Short exercise: Reproduce the data below in full and exclude every picture.

· · · ·

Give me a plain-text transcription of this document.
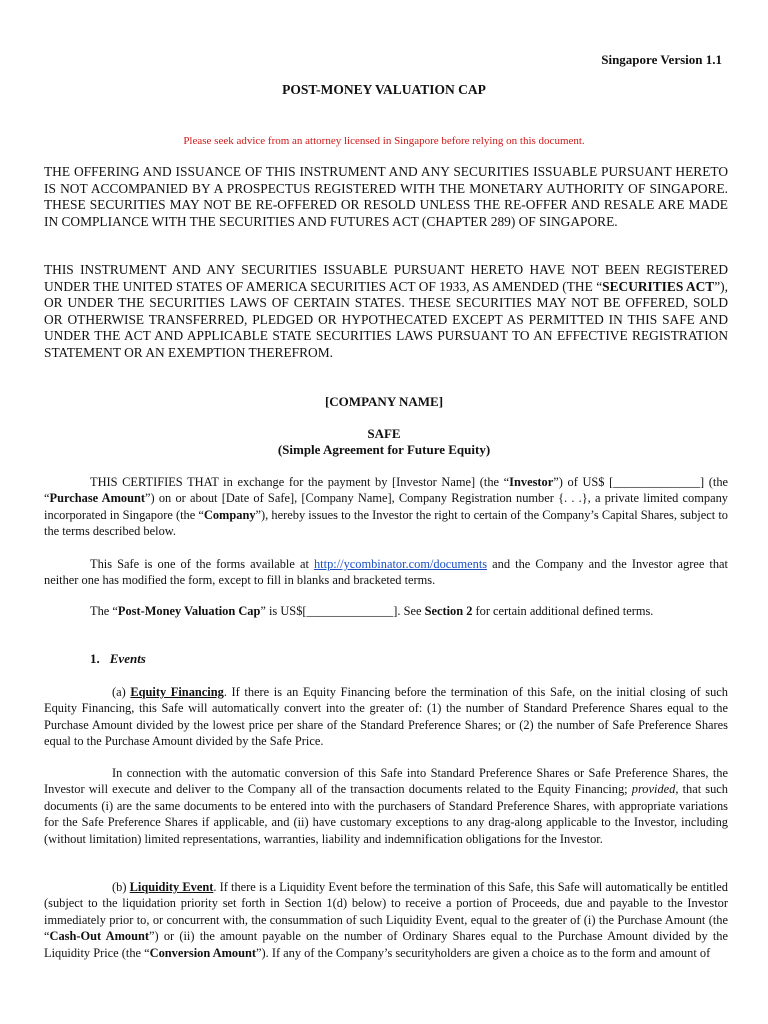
Singapore Version 1.1
POST-MONEY VALUATION CAP
Please seek advice from an attorney licensed in Singapore before relying on this document.

THE OFFERING AND ISSUANCE OF THIS INSTRUMENT AND ANY SECURITIES ISSUABLE PURSUANT HERETO IS NOT ACCOMPANIED BY A PROSPECTUS REGISTERED WITH THE MONETARY AUTHORITY OF SINGAPORE. THESE SECURITIES MAY NOT BE RE-OFFERED OR RESOLD UNLESS THE RE-OFFER AND RESALE ARE MADE IN COMPLIANCE WITH THE SECURITIES AND FUTURES ACT (CHAPTER 289) OF SINGAPORE.

THIS INSTRUMENT AND ANY SECURITIES ISSUABLE PURSUANT HERETO HAVE NOT BEEN REGISTERED UNDER THE UNITED STATES OF AMERICA SECURITIES ACT OF 1933, AS AMENDED (THE “SECURITIES ACT”), OR UNDER THE SECURITIES LAWS OF CERTAIN STATES. THESE SECURITIES MAY NOT BE OFFERED, SOLD OR OTHERWISE TRANSFERRED, PLEDGED OR HYPOTHECATED EXCEPT AS PERMITTED IN THIS SAFE AND UNDER THE ACT AND APPLICABLE STATE SECURITIES LAWS PURSUANT TO AN EFFECTIVE REGISTRATION STATEMENT OR AN EXEMPTION THEREFROM.

[COMPANY NAME]
SAFE
(Simple Agreement for Future Equity)

THIS CERTIFIES THAT in exchange for the payment by [Investor Name] (the “Investor”) of US$ [______________] (the “Purchase Amount”) on or about [Date of Safe], [Company Name], Company Registration number {. . .}, a private limited company incorporated in Singapore (the “Company”), hereby issues to the Investor the right to certain of the Company’s Capital Shares, subject to the terms described below.

This Safe is one of the forms available at http://ycombinator.com/documents and the Company and the Investor agree that neither one has modified the form, except to fill in blanks and bracketed terms.

The “Post-Money Valuation Cap” is US$[______________]. See Section 2 for certain additional defined terms.

1. Events

(a) Equity Financing. If there is an Equity Financing before the termination of this Safe, on the initial closing of such Equity Financing, this Safe will automatically convert into the greater of: (1) the number of Standard Preference Shares equal to the Purchase Amount divided by the lowest price per share of the Standard Preference Shares; or (2) the number of Safe Preference Shares equal to the Purchase Amount divided by the Safe Price.

In connection with the automatic conversion of this Safe into Standard Preference Shares or Safe Preference Shares, the Investor will execute and deliver to the Company all of the transaction documents related to the Equity Financing; provided, that such documents (i) are the same documents to be entered into with the purchasers of Standard Preference Shares, with appropriate variations for the Safe Preference Shares if applicable, and (ii) have customary exceptions to any drag-along applicable to the Investor, including (without limitation) limited representations, warranties, liability and indemnification obligations for the Investor.

(b) Liquidity Event. If there is a Liquidity Event before the termination of this Safe, this Safe will automatically be entitled (subject to the liquidation priority set forth in Section 1(d) below) to receive a portion of Proceeds, due and payable to the Investor immediately prior to, or concurrent with, the consummation of such Liquidity Event, equal to the greater of (i) the Purchase Amount (the “Cash-Out Amount”) or (ii) the amount payable on the number of Ordinary Shares equal to the Purchase Amount divided by the Liquidity Price (the “Conversion Amount”). If any of the Company’s securityholders are given a choice as to the form and amount of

· · · ·

Output for this task:
Give me a plain-text transcription of this document.
Singapore Version 1.1
POST-MONEY VALUATION CAP
Please seek advice from an attorney licensed in Singapore before relying on this document.

THE OFFERING AND ISSUANCE OF THIS INSTRUMENT AND ANY SECURITIES ISSUABLE PURSUANT HERETO IS NOT ACCOMPANIED BY A PROSPECTUS REGISTERED WITH THE MONETARY AUTHORITY OF SINGAPORE. THESE SECURITIES MAY NOT BE RE-OFFERED OR RESOLD UNLESS THE RE-OFFER AND RESALE ARE MADE IN COMPLIANCE WITH THE SECURITIES AND FUTURES ACT (CHAPTER 289) OF SINGAPORE.

THIS INSTRUMENT AND ANY SECURITIES ISSUABLE PURSUANT HERETO HAVE NOT BEEN REGISTERED UNDER THE UNITED STATES OF AMERICA SECURITIES ACT OF 1933, AS AMENDED (THE “SECURITIES ACT”), OR UNDER THE SECURITIES LAWS OF CERTAIN STATES. THESE SECURITIES MAY NOT BE OFFERED, SOLD OR OTHERWISE TRANSFERRED, PLEDGED OR HYPOTHECATED EXCEPT AS PERMITTED IN THIS SAFE AND UNDER THE ACT AND APPLICABLE STATE SECURITIES LAWS PURSUANT TO AN EFFECTIVE REGISTRATION STATEMENT OR AN EXEMPTION THEREFROM.

[COMPANY NAME]
SAFE
(Simple Agreement for Future Equity)

THIS CERTIFIES THAT in exchange for the payment by [Investor Name] (the “Investor”) of US$ [______________] (the “Purchase Amount”) on or about [Date of Safe], [Company Name], Company Registration number {. . .}, a private limited company incorporated in Singapore (the “Company”), hereby issues to the Investor the right to certain of the Company’s Capital Shares, subject to the terms described below.

This Safe is one of the forms available at http://ycombinator.com/documents and the Company and the Investor agree that neither one has modified the form, except to fill in blanks and bracketed terms.

The “Post-Money Valuation Cap” is US$[______________]. See Section 2 for certain additional defined terms.

1. Events

(a) Equity Financing. If there is an Equity Financing before the termination of this Safe, on the initial closing of such Equity Financing, this Safe will automatically convert into the greater of: (1) the number of Standard Preference Shares equal to the Purchase Amount divided by the lowest price per share of the Standard Preference Shares; or (2) the number of Safe Preference Shares equal to the Purchase Amount divided by the Safe Price.

In connection with the automatic conversion of this Safe into Standard Preference Shares or Safe Preference Shares, the Investor will execute and deliver to the Company all of the transaction documents related to the Equity Financing; provided, that such documents (i) are the same documents to be entered into with the purchasers of Standard Preference Shares, with appropriate variations for the Safe Preference Shares if applicable, and (ii) have customary exceptions to any drag-along applicable to the Investor, including (without limitation) limited representations, warranties, liability and indemnification obligations for the Investor.

(b) Liquidity Event. If there is a Liquidity Event before the termination of this Safe, this Safe will automatically be entitled (subject to the liquidation priority set forth in Section 1(d) below) to receive a portion of Proceeds, due and payable to the Investor immediately prior to, or concurrent with, the consummation of such Liquidity Event, equal to the greater of (i) the Purchase Amount (the “Cash-Out Amount”) or (ii) the amount payable on the number of Ordinary Shares equal to the Purchase Amount divided by the Liquidity Price (the “Conversion Amount”). If any of the Company’s securityholders are given a choice as to the form and amount of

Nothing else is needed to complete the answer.